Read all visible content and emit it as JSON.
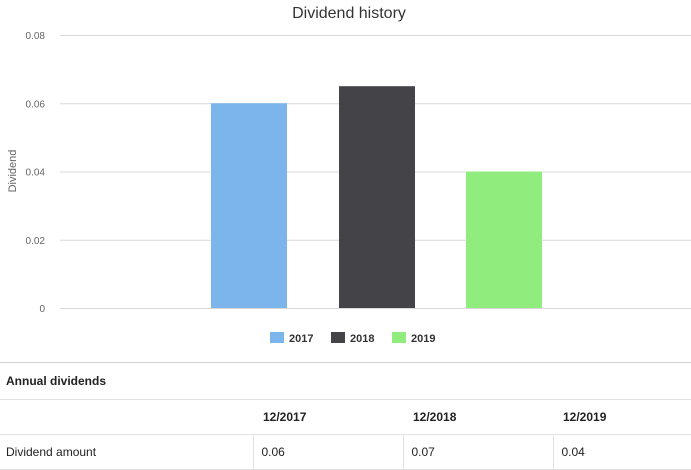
{
  "chart_data": {
    "type": "bar",
    "title": "Dividend history",
    "xlabel": "",
    "ylabel": "Dividend",
    "ylim": [
      0,
      0.08
    ],
    "yticks": [
      "0",
      "0.02",
      "0.04",
      "0.06",
      "0.08"
    ],
    "grid": true,
    "legend_position": "bottom",
    "series": [
      {
        "name": "2017",
        "value": 0.06,
        "color": "#7cb5ec"
      },
      {
        "name": "2018",
        "value": 0.065,
        "color": "#434348"
      },
      {
        "name": "2019",
        "value": 0.04,
        "color": "#90ed7d"
      }
    ]
  },
  "table": {
    "heading": "Annual dividends",
    "columns": [
      "12/2017",
      "12/2018",
      "12/2019"
    ],
    "row_label": "Dividend amount",
    "values": [
      "0.06",
      "0.07",
      "0.04"
    ]
  }
}
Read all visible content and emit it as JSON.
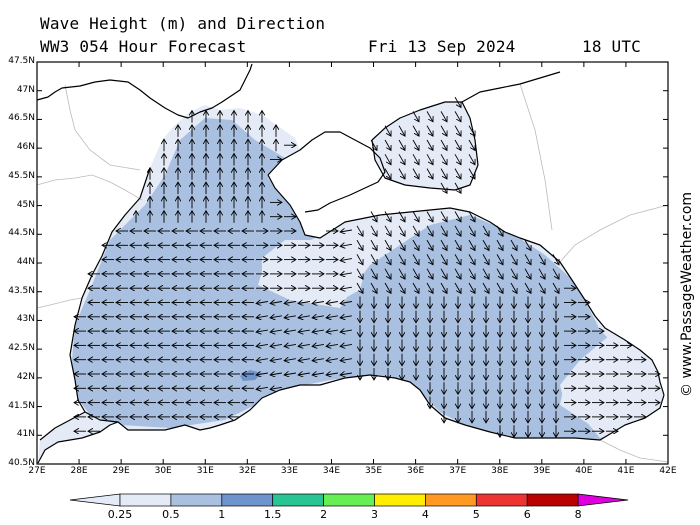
{
  "header": {
    "title": "Wave Height (m) and Direction",
    "model": "WW3 054 Hour Forecast",
    "date": "Fri 13 Sep 2024",
    "time": "18 UTC"
  },
  "credit": "© www.PassageWeather.com",
  "map": {
    "lon_range": [
      27,
      42
    ],
    "lat_range": [
      40.5,
      47.5
    ],
    "lon_ticks": [
      "27E",
      "28E",
      "29E",
      "30E",
      "31E",
      "32E",
      "33E",
      "34E",
      "35E",
      "36E",
      "37E",
      "38E",
      "39E",
      "40E",
      "41E",
      "42E"
    ],
    "lat_ticks": [
      "47.5N",
      "47N",
      "46.5N",
      "46N",
      "45.5N",
      "45N",
      "44.5N",
      "44N",
      "43.5N",
      "43N",
      "42.5N",
      "42N",
      "41.5N",
      "41N",
      "40.5N"
    ],
    "colors": {
      "sea_0_25": "#e4ebf6",
      "sea_0_5": "#a9c0e0",
      "sea_1": "#6f93cd",
      "land": "#ffffff",
      "coast": "#000000",
      "border": "#bbbbbb"
    }
  },
  "legend": {
    "labels": [
      "0.25",
      "0.5",
      "1",
      "1.5",
      "2",
      "3",
      "4",
      "5",
      "6",
      "8"
    ],
    "colors": [
      "#e4ebf6",
      "#a9c0e0",
      "#6f93cd",
      "#28c493",
      "#66ee55",
      "#ffee00",
      "#ff9922",
      "#ee3333",
      "#bb0000",
      "#dd00dd"
    ]
  }
}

-*-*-

● **THE TASK**: Quote each entry above verbatim and drop the pictures.

● **SOLUTION TO THIS TASK**:
Read all visible content and emit it as JSON.
{
  "chart_data": {
    "type": "bar",
    "title": "Dividend history",
    "xlabel": "",
    "ylabel": "Dividend",
    "ylim": [
      0,
      0.08
    ],
    "yticks": [
      "0",
      "0.02",
      "0.04",
      "0.06",
      "0.08"
    ],
    "grid": true,
    "legend_position": "bottom",
    "series": [
      {
        "name": "2017",
        "value": 0.06,
        "color": "#7cb5ec"
      },
      {
        "name": "2018",
        "value": 0.065,
        "color": "#434348"
      },
      {
        "name": "2019",
        "value": 0.04,
        "color": "#90ed7d"
      }
    ]
  },
  "table": {
    "heading": "Annual dividends",
    "columns": [
      "12/2017",
      "12/2018",
      "12/2019"
    ],
    "row_label": "Dividend amount",
    "values": [
      "0.06",
      "0.07",
      "0.04"
    ]
  }
}
Read all visible content and emit it as JSON.
{
  "header": {
    "title": "Wave Height (m) and Direction",
    "model": "WW3 054 Hour Forecast",
    "date": "Fri 13 Sep 2024",
    "time": "18 UTC"
  },
  "credit": "© www.PassageWeather.com",
  "map": {
    "lon_range": [
      27,
      42
    ],
    "lat_range": [
      40.5,
      47.5
    ],
    "lon_ticks": [
      "27E",
      "28E",
      "29E",
      "30E",
      "31E",
      "32E",
      "33E",
      "34E",
      "35E",
      "36E",
      "37E",
      "38E",
      "39E",
      "40E",
      "41E",
      "42E"
    ],
    "lat_ticks": [
      "47.5N",
      "47N",
      "46.5N",
      "46N",
      "45.5N",
      "45N",
      "44.5N",
      "44N",
      "43.5N",
      "43N",
      "42.5N",
      "42N",
      "41.5N",
      "41N",
      "40.5N"
    ],
    "colors": {
      "sea_0_25": "#e4ebf6",
      "sea_0_5": "#a9c0e0",
      "sea_1": "#6f93cd",
      "land": "#ffffff",
      "coast": "#000000",
      "border": "#bbbbbb"
    }
  },
  "legend": {
    "labels": [
      "0.25",
      "0.5",
      "1",
      "1.5",
      "2",
      "3",
      "4",
      "5",
      "6",
      "8"
    ],
    "colors": [
      "#e4ebf6",
      "#a9c0e0",
      "#6f93cd",
      "#28c493",
      "#66ee55",
      "#ffee00",
      "#ff9922",
      "#ee3333",
      "#bb0000",
      "#dd00dd"
    ]
  }
}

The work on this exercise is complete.